Collected data entries
• • • • •

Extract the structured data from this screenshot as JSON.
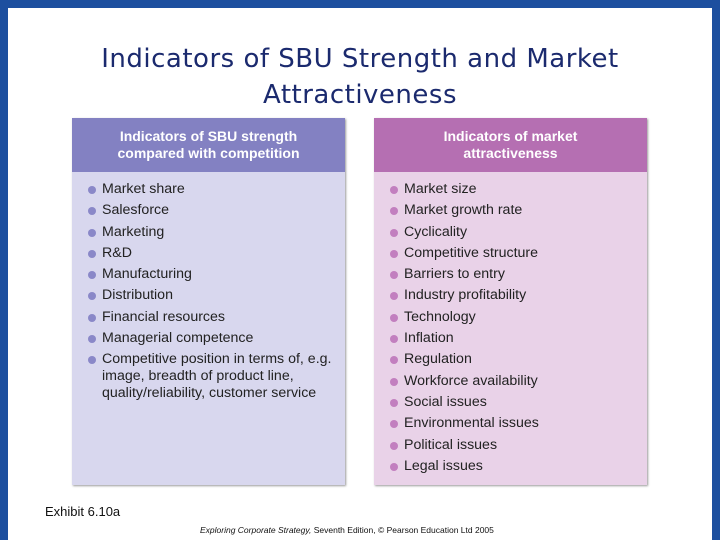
{
  "title": [
    "Indicators of SBU Strength and Market",
    "Attractiveness"
  ],
  "left_panel": {
    "header": [
      "Indicators of SBU strength",
      "compared with competition"
    ],
    "items": [
      "Market share",
      "Salesforce",
      "Marketing",
      "R&D",
      "Manufacturing",
      "Distribution",
      "Financial resources",
      "Managerial competence",
      "Competitive position in terms of, e.g. image, breadth of product line, quality/reliability, customer service"
    ]
  },
  "right_panel": {
    "header": [
      "Indicators of market",
      "attractiveness"
    ],
    "items": [
      "Market size",
      "Market growth rate",
      "Cyclicality",
      "Competitive structure",
      "Barriers to entry",
      "Industry profitability",
      "Technology",
      "Inflation",
      "Regulation",
      "Workforce availability",
      "Social issues",
      "Environmental issues",
      "Political issues",
      "Legal issues"
    ]
  },
  "exhibit": "Exhibit 6.10a",
  "footer": {
    "italic": "Exploring Corporate Strategy,",
    "text": "Seventh Edition, © Pearson Education Ltd 2005"
  }
}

• • • • •

▶ [GIVEN PROBLEM]: Where a line contains "Indicators", copy that line.

▶ [SOLUTION]:
    "Indicators of SBU Strength and Market",
      "Indicators of SBU strength",
      "Indicators of market",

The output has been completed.